## Task statement
Sift the material for lines containing "SEVERAL", and return them.

Data entries:
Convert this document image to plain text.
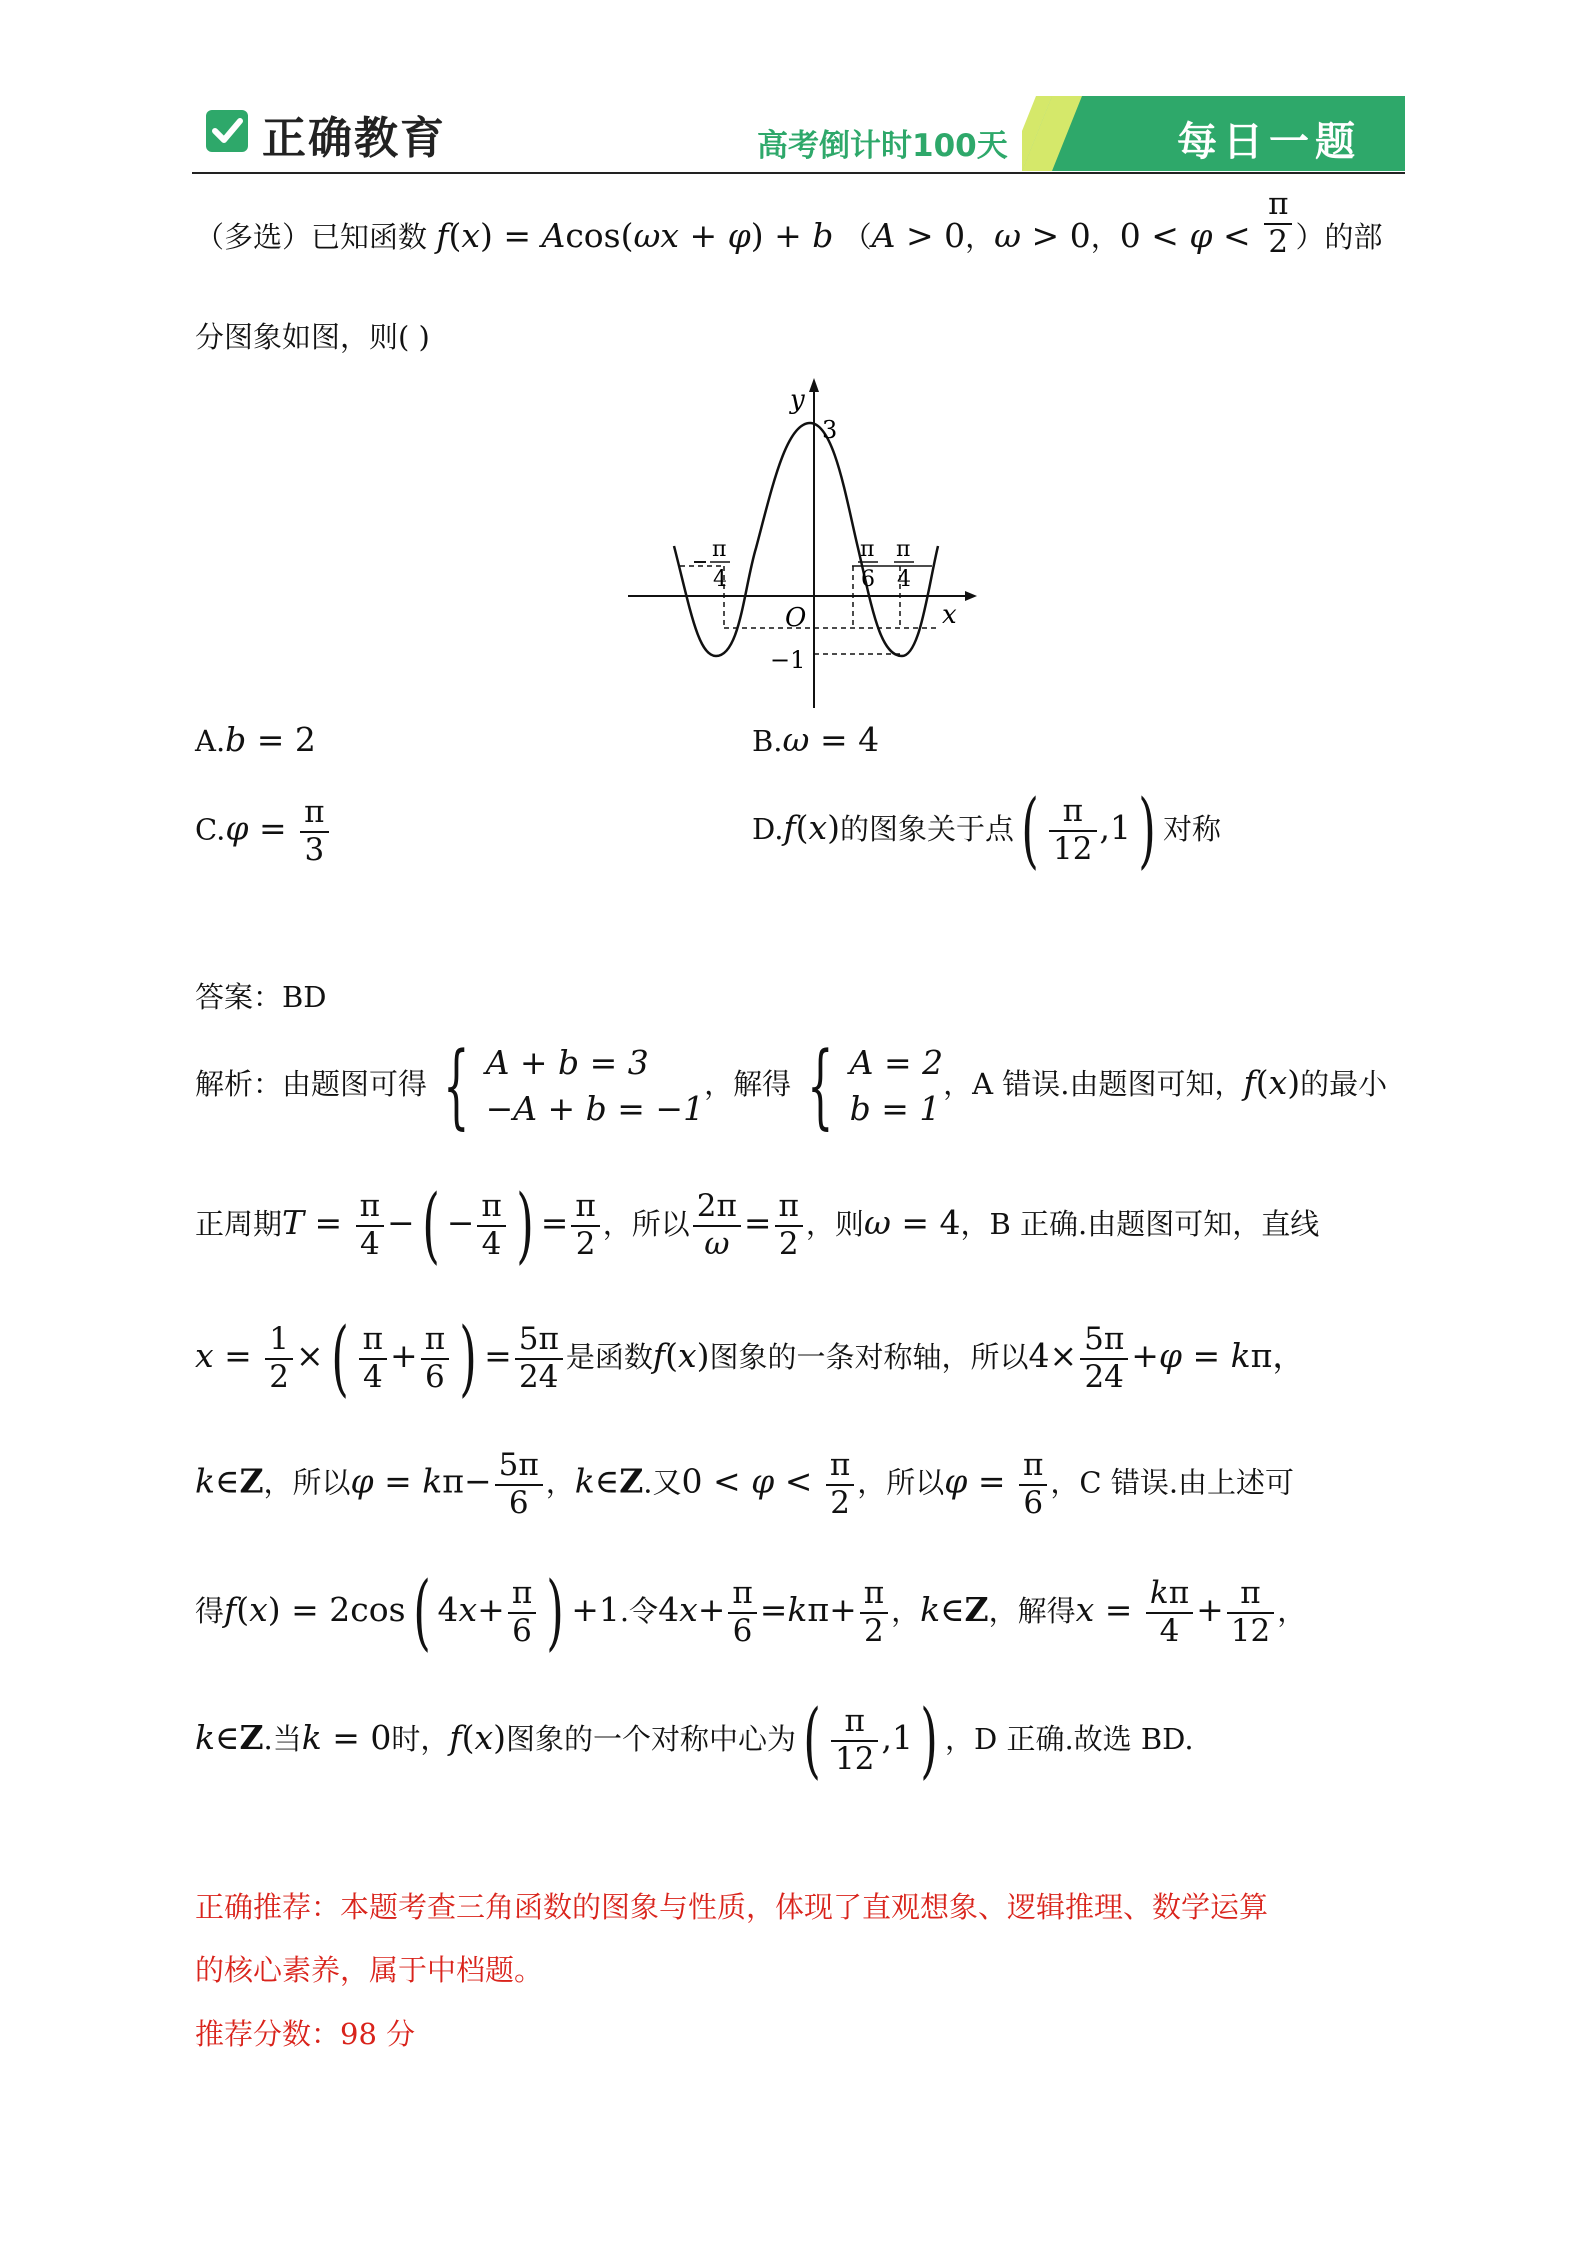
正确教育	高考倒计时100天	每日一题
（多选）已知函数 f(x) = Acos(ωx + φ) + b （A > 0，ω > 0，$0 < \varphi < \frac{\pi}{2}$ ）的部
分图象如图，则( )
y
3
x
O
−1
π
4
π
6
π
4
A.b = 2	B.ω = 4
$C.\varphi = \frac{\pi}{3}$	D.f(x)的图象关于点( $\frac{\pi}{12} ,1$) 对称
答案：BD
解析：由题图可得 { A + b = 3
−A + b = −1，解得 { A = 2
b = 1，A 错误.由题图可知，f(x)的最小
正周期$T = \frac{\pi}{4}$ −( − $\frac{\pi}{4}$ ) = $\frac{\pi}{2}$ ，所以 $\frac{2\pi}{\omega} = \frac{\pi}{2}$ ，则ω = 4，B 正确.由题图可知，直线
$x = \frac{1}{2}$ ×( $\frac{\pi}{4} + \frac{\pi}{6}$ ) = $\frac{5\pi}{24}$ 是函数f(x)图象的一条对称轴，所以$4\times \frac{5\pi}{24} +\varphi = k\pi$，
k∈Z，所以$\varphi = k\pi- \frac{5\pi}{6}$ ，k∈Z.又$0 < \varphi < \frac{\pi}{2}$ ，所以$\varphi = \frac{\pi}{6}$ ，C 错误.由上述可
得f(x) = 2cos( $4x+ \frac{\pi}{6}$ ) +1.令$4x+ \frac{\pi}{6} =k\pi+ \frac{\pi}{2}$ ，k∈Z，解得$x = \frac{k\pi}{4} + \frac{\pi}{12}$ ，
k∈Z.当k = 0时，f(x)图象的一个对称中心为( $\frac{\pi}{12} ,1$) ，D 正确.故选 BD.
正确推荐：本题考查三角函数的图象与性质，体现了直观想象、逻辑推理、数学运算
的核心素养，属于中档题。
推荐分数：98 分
* * *
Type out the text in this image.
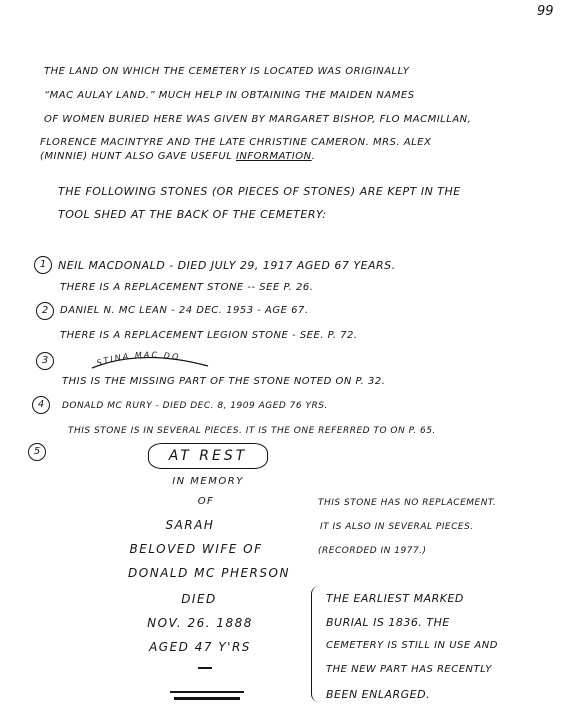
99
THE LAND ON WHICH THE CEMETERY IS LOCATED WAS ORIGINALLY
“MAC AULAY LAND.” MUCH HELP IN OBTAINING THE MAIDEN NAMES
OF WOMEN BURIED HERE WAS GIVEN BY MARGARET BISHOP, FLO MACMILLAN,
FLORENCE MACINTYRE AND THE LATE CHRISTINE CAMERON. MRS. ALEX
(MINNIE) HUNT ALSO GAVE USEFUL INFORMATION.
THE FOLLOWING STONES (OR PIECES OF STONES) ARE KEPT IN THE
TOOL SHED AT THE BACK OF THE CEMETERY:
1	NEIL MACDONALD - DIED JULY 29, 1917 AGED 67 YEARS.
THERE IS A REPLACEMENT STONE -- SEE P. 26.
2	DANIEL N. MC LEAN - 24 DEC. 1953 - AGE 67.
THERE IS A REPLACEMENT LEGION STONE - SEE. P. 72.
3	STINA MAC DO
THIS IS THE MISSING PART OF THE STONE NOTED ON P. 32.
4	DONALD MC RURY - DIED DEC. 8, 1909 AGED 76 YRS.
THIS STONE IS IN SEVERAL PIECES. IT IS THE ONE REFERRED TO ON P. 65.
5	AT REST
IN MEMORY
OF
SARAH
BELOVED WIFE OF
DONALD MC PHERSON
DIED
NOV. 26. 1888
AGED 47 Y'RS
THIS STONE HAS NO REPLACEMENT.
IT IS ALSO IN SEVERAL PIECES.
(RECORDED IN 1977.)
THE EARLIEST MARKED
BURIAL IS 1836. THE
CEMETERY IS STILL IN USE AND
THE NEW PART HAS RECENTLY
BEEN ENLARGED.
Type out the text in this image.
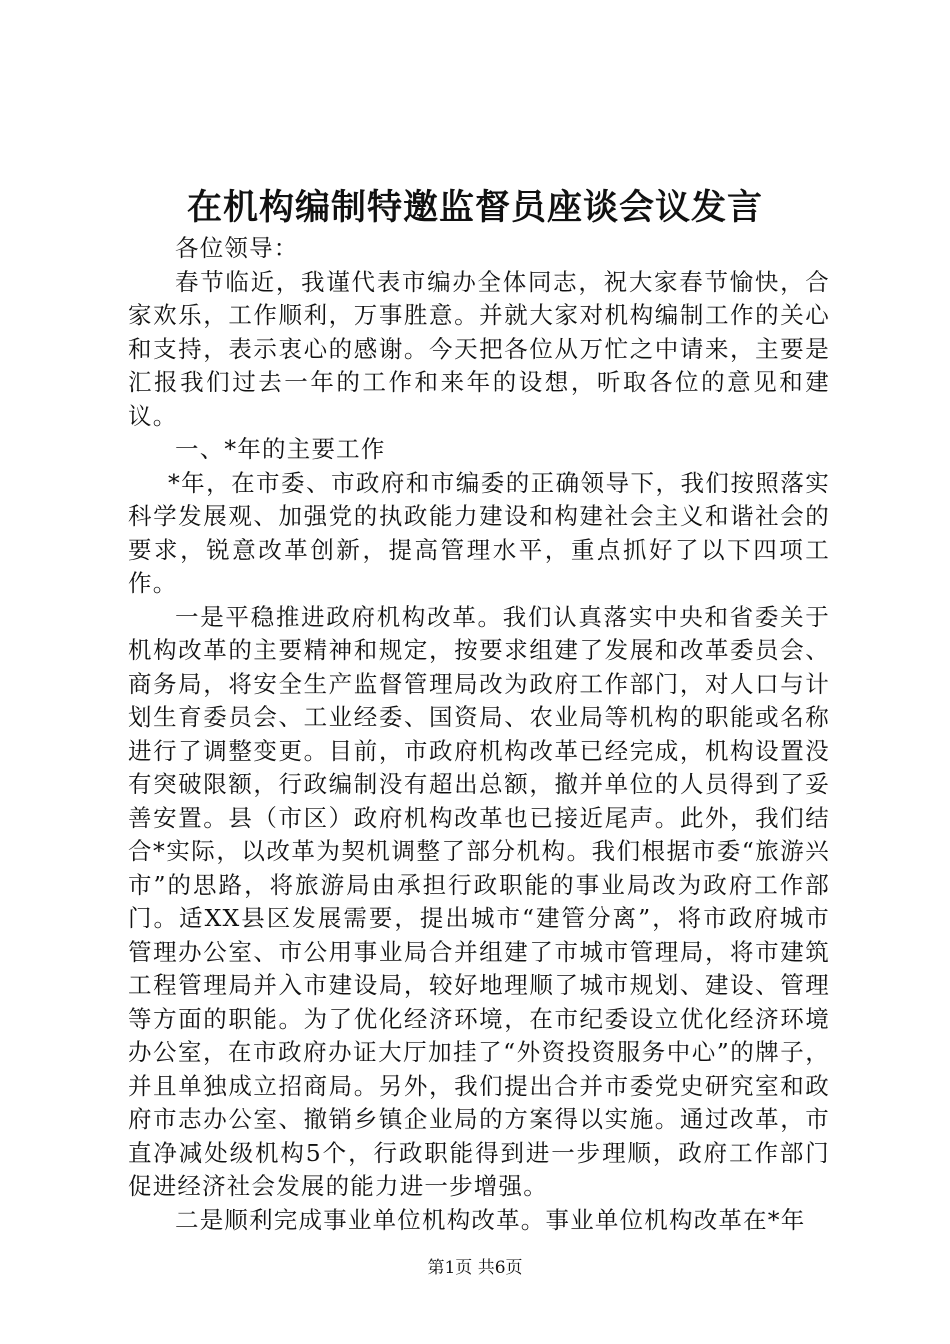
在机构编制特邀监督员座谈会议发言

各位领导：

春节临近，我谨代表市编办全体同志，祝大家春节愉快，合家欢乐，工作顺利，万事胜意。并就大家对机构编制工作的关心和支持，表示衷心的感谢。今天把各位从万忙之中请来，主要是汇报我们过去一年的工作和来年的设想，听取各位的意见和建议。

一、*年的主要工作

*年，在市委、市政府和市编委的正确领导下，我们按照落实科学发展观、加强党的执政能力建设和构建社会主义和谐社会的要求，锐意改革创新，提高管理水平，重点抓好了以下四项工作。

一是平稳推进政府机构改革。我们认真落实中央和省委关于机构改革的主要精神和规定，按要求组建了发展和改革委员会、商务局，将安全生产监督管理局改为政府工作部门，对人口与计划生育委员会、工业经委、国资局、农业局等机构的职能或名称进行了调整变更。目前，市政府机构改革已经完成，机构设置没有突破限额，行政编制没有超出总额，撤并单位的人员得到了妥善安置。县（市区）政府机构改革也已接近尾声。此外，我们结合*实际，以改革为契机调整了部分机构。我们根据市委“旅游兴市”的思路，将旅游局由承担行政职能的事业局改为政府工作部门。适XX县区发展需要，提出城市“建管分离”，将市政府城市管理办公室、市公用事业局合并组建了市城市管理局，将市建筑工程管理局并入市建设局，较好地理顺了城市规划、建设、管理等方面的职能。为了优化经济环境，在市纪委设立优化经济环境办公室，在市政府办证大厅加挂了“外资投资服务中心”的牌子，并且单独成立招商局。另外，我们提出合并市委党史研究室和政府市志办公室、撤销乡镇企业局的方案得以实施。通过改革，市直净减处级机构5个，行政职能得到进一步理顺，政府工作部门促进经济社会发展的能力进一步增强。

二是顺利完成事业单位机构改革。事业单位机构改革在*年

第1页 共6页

## Answer to the task
THIS STONE IS IN SEVERAL PIECES. IT IS THE ONE REFERRED TO ON P. 65.
IT IS ALSO IN SEVERAL PIECES.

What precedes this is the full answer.